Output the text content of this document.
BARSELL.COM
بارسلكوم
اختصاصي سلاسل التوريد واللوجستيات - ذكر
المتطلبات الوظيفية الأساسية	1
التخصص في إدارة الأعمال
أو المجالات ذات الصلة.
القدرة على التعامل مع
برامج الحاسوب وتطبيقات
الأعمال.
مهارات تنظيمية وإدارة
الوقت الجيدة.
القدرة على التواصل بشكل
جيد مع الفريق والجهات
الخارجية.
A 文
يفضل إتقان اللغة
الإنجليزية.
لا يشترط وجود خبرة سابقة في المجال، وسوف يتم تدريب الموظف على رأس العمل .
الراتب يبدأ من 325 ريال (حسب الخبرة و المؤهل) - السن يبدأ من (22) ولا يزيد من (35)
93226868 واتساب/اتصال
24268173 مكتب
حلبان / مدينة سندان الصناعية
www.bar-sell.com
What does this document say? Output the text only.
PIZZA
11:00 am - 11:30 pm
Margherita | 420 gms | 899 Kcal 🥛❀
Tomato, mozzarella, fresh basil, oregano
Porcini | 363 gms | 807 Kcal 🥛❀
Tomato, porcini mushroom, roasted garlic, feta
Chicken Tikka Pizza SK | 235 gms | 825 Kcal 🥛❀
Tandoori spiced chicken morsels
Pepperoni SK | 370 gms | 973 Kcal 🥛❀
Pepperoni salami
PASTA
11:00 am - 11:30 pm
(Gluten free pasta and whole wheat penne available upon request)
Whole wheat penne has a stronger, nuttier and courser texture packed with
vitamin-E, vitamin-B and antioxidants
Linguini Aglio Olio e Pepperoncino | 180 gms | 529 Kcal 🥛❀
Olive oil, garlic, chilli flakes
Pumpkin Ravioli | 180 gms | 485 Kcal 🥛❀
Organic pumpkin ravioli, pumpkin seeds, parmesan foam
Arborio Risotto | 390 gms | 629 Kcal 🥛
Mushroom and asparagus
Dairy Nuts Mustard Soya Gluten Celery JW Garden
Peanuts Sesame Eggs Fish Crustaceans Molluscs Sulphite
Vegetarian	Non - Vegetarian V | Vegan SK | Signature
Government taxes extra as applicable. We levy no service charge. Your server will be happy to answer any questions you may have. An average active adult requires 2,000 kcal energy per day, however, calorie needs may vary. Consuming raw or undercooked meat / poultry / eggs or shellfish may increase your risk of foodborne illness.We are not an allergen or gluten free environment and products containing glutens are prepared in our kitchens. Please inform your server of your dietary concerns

**Problem to work on:**
Gather all lines where the word "free" appears.

**Response to this task:**
(Gluten free pasta and whole wheat penne available upon request)
Government taxes extra as applicable. We levy no service charge. Your server will be happy to answer any questions you may have. An average active adult requires 2,000 kcal energy per day, however, calorie needs may vary. Consuming raw or undercooked meat / poultry / eggs or shellfish may increase your risk of foodborne illness.We are not an allergen or gluten free environment and products containing glutens are prepared in our kitchens. Please inform your server of your dietary concerns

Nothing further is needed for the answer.